▼▼▼

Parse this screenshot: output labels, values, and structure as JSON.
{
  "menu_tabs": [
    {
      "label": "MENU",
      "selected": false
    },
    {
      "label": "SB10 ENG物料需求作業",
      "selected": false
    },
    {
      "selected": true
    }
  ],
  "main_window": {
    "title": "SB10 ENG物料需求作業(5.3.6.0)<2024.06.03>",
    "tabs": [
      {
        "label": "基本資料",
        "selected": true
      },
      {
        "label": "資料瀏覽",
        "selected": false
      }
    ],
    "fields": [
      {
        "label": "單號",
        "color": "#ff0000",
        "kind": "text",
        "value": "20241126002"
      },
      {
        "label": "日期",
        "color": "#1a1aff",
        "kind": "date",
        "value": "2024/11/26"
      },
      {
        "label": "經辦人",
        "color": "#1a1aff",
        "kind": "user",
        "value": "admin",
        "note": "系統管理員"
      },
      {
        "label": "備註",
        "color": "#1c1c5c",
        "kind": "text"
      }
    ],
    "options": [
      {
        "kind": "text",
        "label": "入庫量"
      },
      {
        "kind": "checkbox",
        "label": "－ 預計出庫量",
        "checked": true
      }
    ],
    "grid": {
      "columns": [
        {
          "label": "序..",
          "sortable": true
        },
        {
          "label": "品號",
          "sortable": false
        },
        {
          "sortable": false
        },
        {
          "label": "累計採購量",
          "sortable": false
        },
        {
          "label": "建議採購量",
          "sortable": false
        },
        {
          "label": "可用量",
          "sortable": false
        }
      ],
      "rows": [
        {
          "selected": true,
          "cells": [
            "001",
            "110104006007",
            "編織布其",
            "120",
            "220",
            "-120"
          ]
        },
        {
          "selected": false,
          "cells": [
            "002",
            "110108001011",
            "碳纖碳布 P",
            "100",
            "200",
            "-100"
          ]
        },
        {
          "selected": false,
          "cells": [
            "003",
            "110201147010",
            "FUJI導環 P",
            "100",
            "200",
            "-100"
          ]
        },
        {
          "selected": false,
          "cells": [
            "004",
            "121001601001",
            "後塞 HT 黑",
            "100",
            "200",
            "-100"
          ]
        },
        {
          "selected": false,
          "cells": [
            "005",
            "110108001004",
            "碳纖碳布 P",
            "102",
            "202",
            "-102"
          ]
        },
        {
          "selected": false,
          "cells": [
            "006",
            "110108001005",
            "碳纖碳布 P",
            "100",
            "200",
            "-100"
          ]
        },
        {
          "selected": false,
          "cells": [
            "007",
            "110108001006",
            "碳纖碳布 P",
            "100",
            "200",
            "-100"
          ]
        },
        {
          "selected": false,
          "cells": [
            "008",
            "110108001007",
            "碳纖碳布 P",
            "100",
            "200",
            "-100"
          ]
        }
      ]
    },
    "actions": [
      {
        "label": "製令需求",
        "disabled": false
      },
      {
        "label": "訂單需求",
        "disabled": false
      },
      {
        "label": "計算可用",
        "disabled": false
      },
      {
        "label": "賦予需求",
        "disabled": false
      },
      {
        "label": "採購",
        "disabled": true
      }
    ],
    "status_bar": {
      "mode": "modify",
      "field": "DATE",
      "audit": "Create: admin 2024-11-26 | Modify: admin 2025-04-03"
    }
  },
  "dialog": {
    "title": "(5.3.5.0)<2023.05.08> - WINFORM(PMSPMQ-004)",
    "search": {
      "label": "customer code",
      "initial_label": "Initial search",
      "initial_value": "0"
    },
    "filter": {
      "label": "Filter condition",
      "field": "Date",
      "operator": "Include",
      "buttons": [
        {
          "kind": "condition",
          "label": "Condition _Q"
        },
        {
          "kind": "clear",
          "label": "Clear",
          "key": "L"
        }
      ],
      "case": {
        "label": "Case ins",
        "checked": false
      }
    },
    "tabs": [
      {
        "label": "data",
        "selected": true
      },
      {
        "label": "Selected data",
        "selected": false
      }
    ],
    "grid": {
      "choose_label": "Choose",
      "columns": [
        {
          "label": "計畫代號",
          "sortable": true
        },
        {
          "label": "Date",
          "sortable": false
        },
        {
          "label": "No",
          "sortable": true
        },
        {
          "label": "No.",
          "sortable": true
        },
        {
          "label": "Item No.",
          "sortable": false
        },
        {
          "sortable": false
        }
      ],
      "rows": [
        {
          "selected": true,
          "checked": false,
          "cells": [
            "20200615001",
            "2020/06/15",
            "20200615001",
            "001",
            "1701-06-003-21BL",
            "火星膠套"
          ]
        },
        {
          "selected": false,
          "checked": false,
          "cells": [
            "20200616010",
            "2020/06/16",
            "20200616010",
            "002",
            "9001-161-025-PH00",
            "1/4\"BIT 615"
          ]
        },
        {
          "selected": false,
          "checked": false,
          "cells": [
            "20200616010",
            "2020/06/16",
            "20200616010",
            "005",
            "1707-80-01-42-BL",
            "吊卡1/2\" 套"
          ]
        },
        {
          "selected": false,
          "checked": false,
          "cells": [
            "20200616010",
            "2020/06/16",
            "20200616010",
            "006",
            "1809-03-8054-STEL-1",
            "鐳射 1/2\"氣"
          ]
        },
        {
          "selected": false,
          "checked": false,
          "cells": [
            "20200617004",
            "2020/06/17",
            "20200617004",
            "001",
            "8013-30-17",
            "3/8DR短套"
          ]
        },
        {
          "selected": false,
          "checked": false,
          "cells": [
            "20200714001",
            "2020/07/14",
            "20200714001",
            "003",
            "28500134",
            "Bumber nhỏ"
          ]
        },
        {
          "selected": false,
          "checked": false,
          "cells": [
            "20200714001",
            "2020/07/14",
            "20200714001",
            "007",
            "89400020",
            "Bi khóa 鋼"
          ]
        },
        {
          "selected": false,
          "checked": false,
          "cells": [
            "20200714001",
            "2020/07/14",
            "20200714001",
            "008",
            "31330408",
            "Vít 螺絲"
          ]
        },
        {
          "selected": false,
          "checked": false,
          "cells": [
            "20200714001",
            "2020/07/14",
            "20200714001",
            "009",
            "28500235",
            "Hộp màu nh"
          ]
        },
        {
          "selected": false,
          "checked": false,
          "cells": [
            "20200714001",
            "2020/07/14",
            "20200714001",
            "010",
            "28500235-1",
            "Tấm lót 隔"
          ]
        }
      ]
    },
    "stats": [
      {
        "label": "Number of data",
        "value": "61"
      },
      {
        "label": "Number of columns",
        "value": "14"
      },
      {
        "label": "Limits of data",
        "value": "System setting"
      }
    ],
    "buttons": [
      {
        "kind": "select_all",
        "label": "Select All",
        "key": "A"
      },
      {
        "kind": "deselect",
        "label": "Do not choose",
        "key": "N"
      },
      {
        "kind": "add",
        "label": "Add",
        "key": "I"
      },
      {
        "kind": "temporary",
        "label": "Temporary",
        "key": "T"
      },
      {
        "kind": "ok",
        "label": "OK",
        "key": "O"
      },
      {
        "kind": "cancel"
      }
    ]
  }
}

▲▲▲

■ What is needed ■
Extract all lines from the data in which "title" is found.

■ Output for this task ■
    "title": "SB10 ENG物料需求作業(5.3.6.0)<2024.06.03>",
    "title": "(5.3.5.0)<2023.05.08> - WINFORM(PMSPMQ-004)",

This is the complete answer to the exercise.